**What is being asked**
In the copy, include every entry exactly but none of the pictures.

**Data extract**
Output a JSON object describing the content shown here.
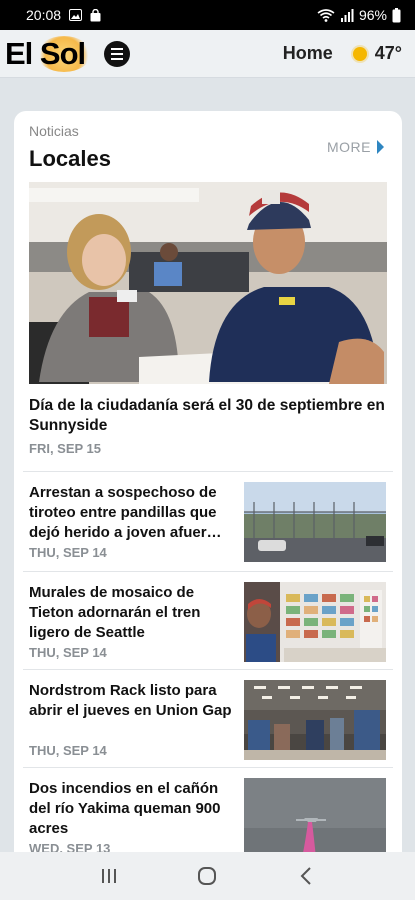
{
  "status_bar": {
    "time": "20:08",
    "battery": "96%"
  },
  "header": {
    "logo_text": "El Sol",
    "home_label": "Home",
    "temperature": "47°"
  },
  "section": {
    "kicker": "Noticias",
    "title": "Locales",
    "more_label": "MORE"
  },
  "featured": {
    "title": "Día de la ciudadanía será el 30 de septiembre en Sunnyside",
    "date": "FRI, SEP 15"
  },
  "stories": [
    {
      "title": "Arrestan a sospechoso de tiroteo entre pandillas que dejó herido a joven afuer…",
      "date": "THU, SEP 14"
    },
    {
      "title": "Murales de mosaico de Tieton adornarán el tren ligero de Seattle",
      "date": "THU, SEP 14"
    },
    {
      "title": "Nordstrom Rack listo para abrir el jueves en Union Gap",
      "date": "THU, SEP 14"
    },
    {
      "title": "Dos incendios en el cañón del río Yakima queman 900 acres",
      "date": "WED, SEP 13"
    }
  ],
  "colors": {
    "accent": "#2e86c1",
    "sun": "#f5b700"
  }
}
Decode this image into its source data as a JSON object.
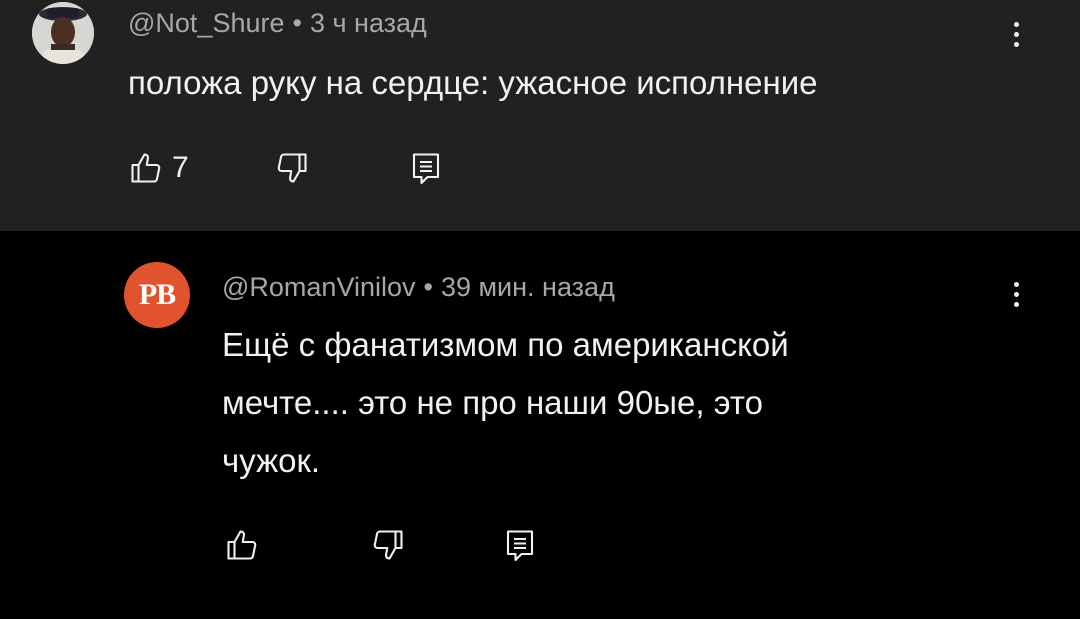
{
  "comments": [
    {
      "avatar": "user-photo",
      "author": "@Not_Shure",
      "time": "3 ч назад",
      "text_lines": [
        "положа руку на сердце: ужасное исполнение"
      ],
      "likes": "7",
      "icons": {
        "like": "thumbs-up-icon",
        "dislike": "thumbs-down-icon",
        "reply": "reply-icon",
        "menu": "more-vert-icon"
      }
    },
    {
      "avatar_initials": "PB",
      "avatar_color": "#e0532c",
      "author": "@RomanVinilov",
      "time": "39 мин. назад",
      "text_lines": [
        "Ещё с фанатизмом по американской",
        "мечте.... это не про наши 90ые, это",
        "чужок."
      ],
      "likes": "",
      "icons": {
        "like": "thumbs-up-icon",
        "dislike": "thumbs-down-icon",
        "reply": "reply-icon",
        "menu": "more-vert-icon"
      }
    }
  ],
  "separator": "•",
  "colors": {
    "top_bg": "#212121",
    "reply_bg": "#000000",
    "text": "#f1f1f1",
    "meta": "#a7a7a7"
  }
}
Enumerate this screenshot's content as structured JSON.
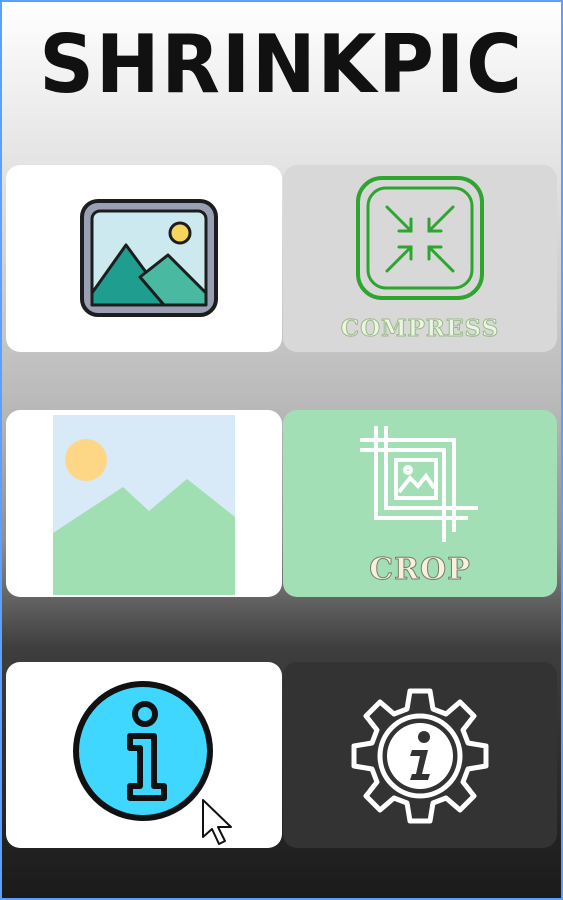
{
  "app": {
    "title": "SHRINKPIC"
  },
  "tiles": {
    "select_image": {
      "icon": "image-gallery-icon"
    },
    "compress": {
      "label": "COMPRESS",
      "icon": "compress-arrows-icon",
      "color": "#2ea52e"
    },
    "image_preview": {
      "icon": "landscape-placeholder-icon"
    },
    "crop": {
      "label": "CROP",
      "icon": "crop-icon"
    },
    "info": {
      "icon": "info-icon",
      "color": "#3fd6ff"
    },
    "settings": {
      "icon": "gear-info-icon"
    }
  },
  "colors": {
    "title": "#111111",
    "compress_tile": "#d8d8d8",
    "crop_tile": "#a3dfb5",
    "settings_tile": "#333333"
  }
}
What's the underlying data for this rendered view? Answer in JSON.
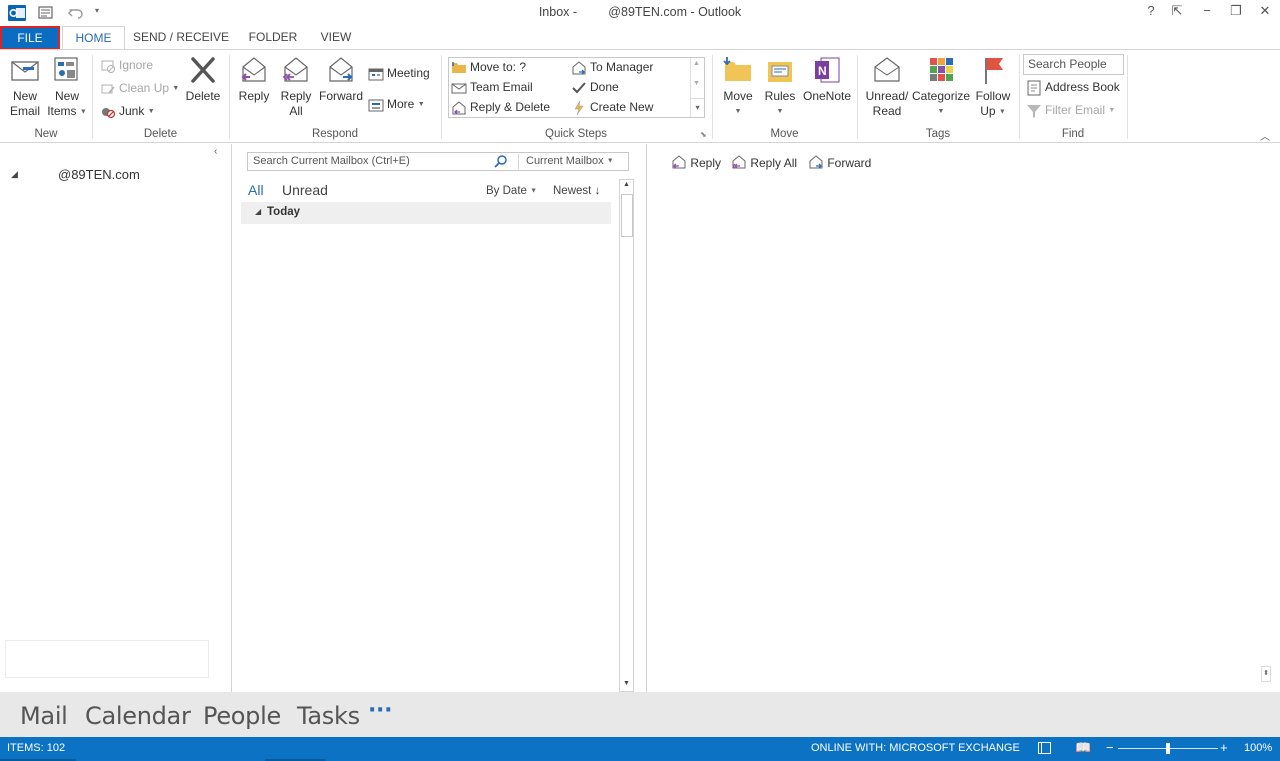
{
  "titlebar": {
    "title": "Inbox -         @89TEN.com - Outlook",
    "help": "?",
    "restore_ribbon": "⇱",
    "minimize": "−",
    "maximize": "❐",
    "close": "✕"
  },
  "tabs": [
    "FILE",
    "HOME",
    "SEND / RECEIVE",
    "FOLDER",
    "VIEW"
  ],
  "ribbon": {
    "new": {
      "new_email": [
        "New",
        "Email"
      ],
      "new_items": [
        "New",
        "Items"
      ],
      "label": "New"
    },
    "delete": {
      "ignore": "Ignore",
      "clean_up": "Clean Up",
      "junk": "Junk",
      "delete": "Delete",
      "label": "Delete"
    },
    "respond": {
      "reply": "Reply",
      "reply_all": [
        "Reply",
        "All"
      ],
      "forward": "Forward",
      "meeting": "Meeting",
      "more": "More",
      "label": "Respond"
    },
    "quick_steps": {
      "move_to": "Move to: ?",
      "team_email": "Team Email",
      "reply_delete": "Reply & Delete",
      "to_manager": "To Manager",
      "done": "Done",
      "create_new": "Create New",
      "label": "Quick Steps"
    },
    "move": {
      "move": "Move",
      "rules": "Rules",
      "onenote": "OneNote",
      "label": "Move"
    },
    "tags": {
      "unread_read": [
        "Unread/",
        "Read"
      ],
      "categorize": "Categorize",
      "follow_up": [
        "Follow",
        "Up"
      ],
      "label": "Tags"
    },
    "find": {
      "search_people": "Search People",
      "address_book": "Address Book",
      "filter_email": "Filter Email",
      "label": "Find"
    }
  },
  "folder_pane": {
    "account": "@89TEN.com"
  },
  "message_list": {
    "search_placeholder": "Search Current Mailbox (Ctrl+E)",
    "scope": "Current Mailbox",
    "filter_all": "All",
    "filter_unread": "Unread",
    "sort_by": "By Date",
    "sort_order": "Newest",
    "group_today": "Today"
  },
  "reading_pane": {
    "reply": "Reply",
    "reply_all": "Reply All",
    "forward": "Forward"
  },
  "navbar": {
    "mail": "Mail",
    "calendar": "Calendar",
    "people": "People",
    "tasks": "Tasks",
    "more": "···"
  },
  "statusbar": {
    "items": "ITEMS: 102",
    "connection": "ONLINE WITH: MICROSOFT EXCHANGE",
    "zoom": "100%",
    "zoom_level": 1.0
  },
  "colors": {
    "accent": "#0b72c4",
    "file_tab": "#0a6dc2",
    "highlight": "#e02222"
  }
}
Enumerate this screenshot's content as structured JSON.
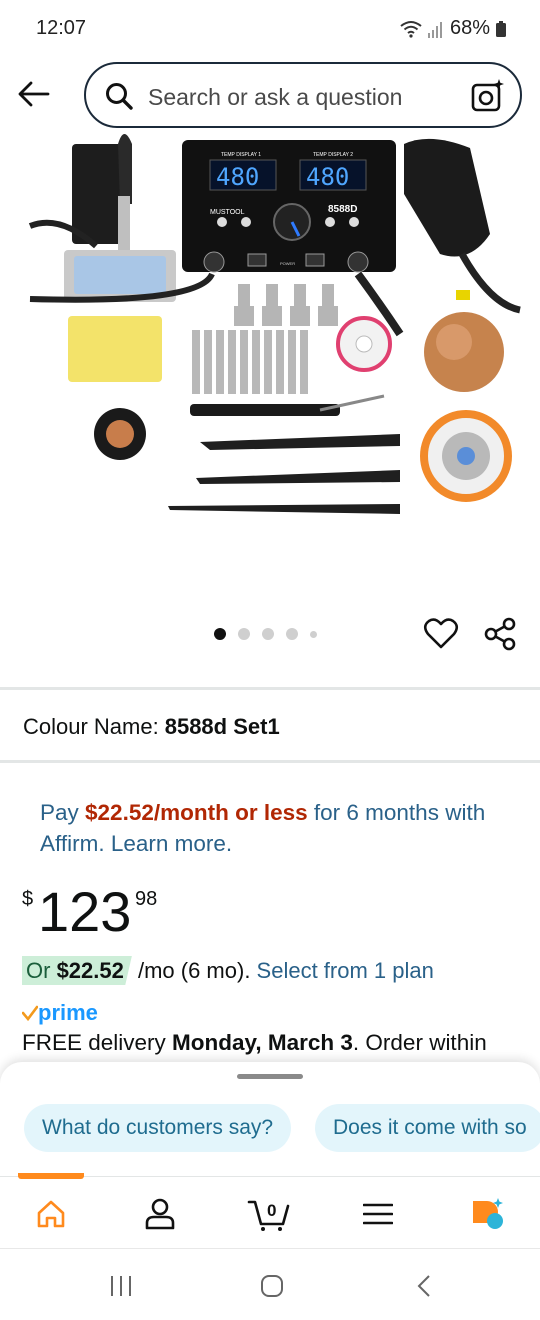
{
  "status_bar": {
    "time": "12:07",
    "battery": "68%"
  },
  "search": {
    "placeholder": "Search or ask a question"
  },
  "product_image": {
    "brand": "MUSTOOL",
    "model": "8588D",
    "display_left_label": "TEMP DISPLAY 1",
    "display_right_label": "TEMP DISPLAY 2",
    "display_left_value": "480",
    "display_right_value": "480",
    "power_label": "POWER"
  },
  "carousel": {
    "count": 5,
    "active_index": 0
  },
  "colour": {
    "label": "Colour Name:",
    "value": "8588d Set1"
  },
  "affirm": {
    "prefix": "Pay ",
    "amount": "$22.52/month or less",
    "suffix": " for 6 months with Affirm. Learn more."
  },
  "price": {
    "symbol": "$",
    "whole": "123",
    "fraction": "98"
  },
  "installment": {
    "or_text": "Or ",
    "amount": "$22.52",
    "term": " /mo (6 mo). ",
    "link": "Select from 1 plan"
  },
  "prime": {
    "label": "prime"
  },
  "delivery": {
    "prefix": "FREE delivery ",
    "date": "Monday, March 3",
    "suffix": ". Order within"
  },
  "chips": [
    "What do customers say?",
    "Does it come with so"
  ],
  "bottom_nav": {
    "cart_count": "0",
    "items": [
      "home-icon",
      "profile-icon",
      "cart-icon",
      "menu-icon",
      "rufus-ai-icon"
    ]
  },
  "colors": {
    "amazon_orange": "#ff8a1d",
    "link_blue": "#2a6189",
    "price_red": "#b12704",
    "prime_blue": "#1a98ff"
  }
}
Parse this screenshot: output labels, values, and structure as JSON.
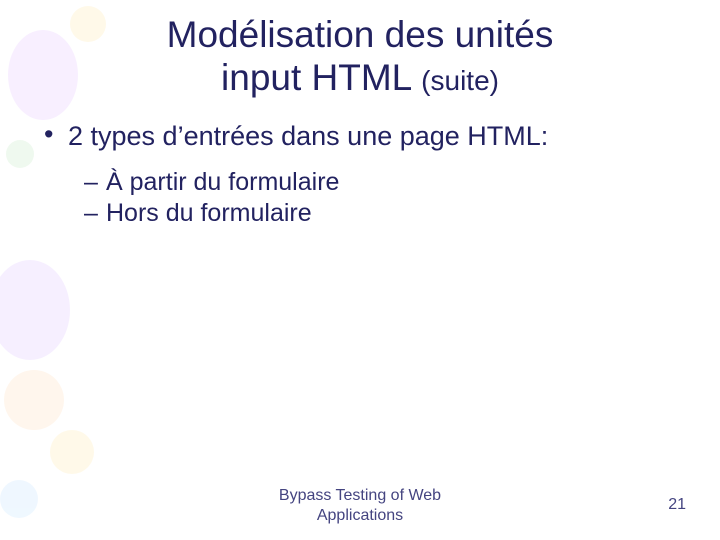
{
  "title": {
    "line1": "Modélisation des unités",
    "line2_main": "input HTML ",
    "line2_sub": "(suite)"
  },
  "bullets": {
    "l1": "2 types d’entrées dans une page HTML:",
    "l2a": "À partir du formulaire",
    "l2b": "Hors du formulaire"
  },
  "footer": {
    "center_line1": "Bypass Testing of Web",
    "center_line2": "Applications",
    "page_number": "21"
  },
  "colors": {
    "text": "#222260"
  }
}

**Output**
Output a JSON object describing the content shown here.
{
  "status_bar": {
    "time": "20:08",
    "battery": "96%"
  },
  "header": {
    "logo_text": "El Sol",
    "home_label": "Home",
    "temperature": "47°"
  },
  "section": {
    "kicker": "Noticias",
    "title": "Locales",
    "more_label": "MORE"
  },
  "featured": {
    "title": "Día de la ciudadanía será el 30 de septiembre en Sunnyside",
    "date": "FRI, SEP 15"
  },
  "stories": [
    {
      "title": "Arrestan a sospechoso de tiroteo entre pandillas que dejó herido a joven afuer…",
      "date": "THU, SEP 14"
    },
    {
      "title": "Murales de mosaico de Tieton adornarán el tren ligero de Seattle",
      "date": "THU, SEP 14"
    },
    {
      "title": "Nordstrom Rack listo para abrir el jueves en Union Gap",
      "date": "THU, SEP 14"
    },
    {
      "title": "Dos incendios en el cañón del río Yakima queman 900 acres",
      "date": "WED, SEP 13"
    }
  ],
  "colors": {
    "accent": "#2e86c1",
    "sun": "#f5b700"
  }
}
Decode this image into its source data as a JSON object.
{
  "comments": [
    {
      "avatar": "user-photo",
      "author": "@Not_Shure",
      "time": "3 ч назад",
      "text_lines": [
        "положа руку на сердце: ужасное исполнение"
      ],
      "likes": "7",
      "icons": {
        "like": "thumbs-up-icon",
        "dislike": "thumbs-down-icon",
        "reply": "reply-icon",
        "menu": "more-vert-icon"
      }
    },
    {
      "avatar_initials": "PB",
      "avatar_color": "#e0532c",
      "author": "@RomanVinilov",
      "time": "39 мин. назад",
      "text_lines": [
        "Ещё с фанатизмом по американской",
        "мечте.... это не про наши 90ые, это",
        "чужок."
      ],
      "likes": "",
      "icons": {
        "like": "thumbs-up-icon",
        "dislike": "thumbs-down-icon",
        "reply": "reply-icon",
        "menu": "more-vert-icon"
      }
    }
  ],
  "separator": "•",
  "colors": {
    "top_bg": "#212121",
    "reply_bg": "#000000",
    "text": "#f1f1f1",
    "meta": "#a7a7a7"
  }
}
Enumerate this screenshot's content as structured JSON.
{
  "app": {
    "title": "SHRINKPIC"
  },
  "tiles": {
    "select_image": {
      "icon": "image-gallery-icon"
    },
    "compress": {
      "label": "COMPRESS",
      "icon": "compress-arrows-icon",
      "color": "#2ea52e"
    },
    "image_preview": {
      "icon": "landscape-placeholder-icon"
    },
    "crop": {
      "label": "CROP",
      "icon": "crop-icon"
    },
    "info": {
      "icon": "info-icon",
      "color": "#3fd6ff"
    },
    "settings": {
      "icon": "gear-info-icon"
    }
  },
  "colors": {
    "title": "#111111",
    "compress_tile": "#d8d8d8",
    "crop_tile": "#a3dfb5",
    "settings_tile": "#333333"
  }
}
What's the underlying data for this rendered view? Answer in JSON.
{
  "titlebar": {
    "title": "Inbox -         @89TEN.com - Outlook",
    "help": "?",
    "restore_ribbon": "⇱",
    "minimize": "−",
    "maximize": "❐",
    "close": "✕"
  },
  "tabs": [
    "FILE",
    "HOME",
    "SEND / RECEIVE",
    "FOLDER",
    "VIEW"
  ],
  "ribbon": {
    "new": {
      "new_email": [
        "New",
        "Email"
      ],
      "new_items": [
        "New",
        "Items"
      ],
      "label": "New"
    },
    "delete": {
      "ignore": "Ignore",
      "clean_up": "Clean Up",
      "junk": "Junk",
      "delete": "Delete",
      "label": "Delete"
    },
    "respond": {
      "reply": "Reply",
      "reply_all": [
        "Reply",
        "All"
      ],
      "forward": "Forward",
      "meeting": "Meeting",
      "more": "More",
      "label": "Respond"
    },
    "quick_steps": {
      "move_to": "Move to: ?",
      "team_email": "Team Email",
      "reply_delete": "Reply & Delete",
      "to_manager": "To Manager",
      "done": "Done",
      "create_new": "Create New",
      "label": "Quick Steps"
    },
    "move": {
      "move": "Move",
      "rules": "Rules",
      "onenote": "OneNote",
      "label": "Move"
    },
    "tags": {
      "unread_read": [
        "Unread/",
        "Read"
      ],
      "categorize": "Categorize",
      "follow_up": [
        "Follow",
        "Up"
      ],
      "label": "Tags"
    },
    "find": {
      "search_people": "Search People",
      "address_book": "Address Book",
      "filter_email": "Filter Email",
      "label": "Find"
    }
  },
  "folder_pane": {
    "account": "@89TEN.com"
  },
  "message_list": {
    "search_placeholder": "Search Current Mailbox (Ctrl+E)",
    "scope": "Current Mailbox",
    "filter_all": "All",
    "filter_unread": "Unread",
    "sort_by": "By Date",
    "sort_order": "Newest",
    "group_today": "Today"
  },
  "reading_pane": {
    "reply": "Reply",
    "reply_all": "Reply All",
    "forward": "Forward"
  },
  "navbar": {
    "mail": "Mail",
    "calendar": "Calendar",
    "people": "People",
    "tasks": "Tasks",
    "more": "···"
  },
  "statusbar": {
    "items": "ITEMS: 102",
    "connection": "ONLINE WITH: MICROSOFT EXCHANGE",
    "zoom": "100%",
    "zoom_level": 1.0
  },
  "colors": {
    "accent": "#0b72c4",
    "file_tab": "#0a6dc2",
    "highlight": "#e02222"
  }
}
Enumerate this screenshot's content as structured JSON.
{
  "status_bar": {
    "time": "12:07",
    "battery": "68%"
  },
  "search": {
    "placeholder": "Search or ask a question"
  },
  "product_image": {
    "brand": "MUSTOOL",
    "model": "8588D",
    "display_left_label": "TEMP DISPLAY 1",
    "display_right_label": "TEMP DISPLAY 2",
    "display_left_value": "480",
    "display_right_value": "480",
    "power_label": "POWER"
  },
  "carousel": {
    "count": 5,
    "active_index": 0
  },
  "colour": {
    "label": "Colour Name:",
    "value": "8588d Set1"
  },
  "affirm": {
    "prefix": "Pay ",
    "amount": "$22.52/month or less",
    "suffix": " for 6 months with Affirm. Learn more."
  },
  "price": {
    "symbol": "$",
    "whole": "123",
    "fraction": "98"
  },
  "installment": {
    "or_text": "Or ",
    "amount": "$22.52",
    "term": " /mo (6 mo). ",
    "link": "Select from 1 plan"
  },
  "prime": {
    "label": "prime"
  },
  "delivery": {
    "prefix": "FREE delivery ",
    "date": "Monday, March 3",
    "suffix": ". Order within"
  },
  "chips": [
    "What do customers say?",
    "Does it come with so"
  ],
  "bottom_nav": {
    "cart_count": "0",
    "items": [
      "home-icon",
      "profile-icon",
      "cart-icon",
      "menu-icon",
      "rufus-ai-icon"
    ]
  },
  "colors": {
    "amazon_orange": "#ff8a1d",
    "link_blue": "#2a6189",
    "price_red": "#b12704",
    "prime_blue": "#1a98ff"
  }
}
Parse this screenshot: output labels, values, and structure as JSON.
{
  "title": {
    "line1": "Modélisation des unités",
    "line2_main": "input HTML ",
    "line2_sub": "(suite)"
  },
  "bullets": {
    "l1": "2 types d’entrées dans une page HTML:",
    "l2a": "À partir du formulaire",
    "l2b": "Hors du formulaire"
  },
  "footer": {
    "center_line1": "Bypass Testing of Web",
    "center_line2": "Applications",
    "page_number": "21"
  },
  "colors": {
    "text": "#222260"
  }
}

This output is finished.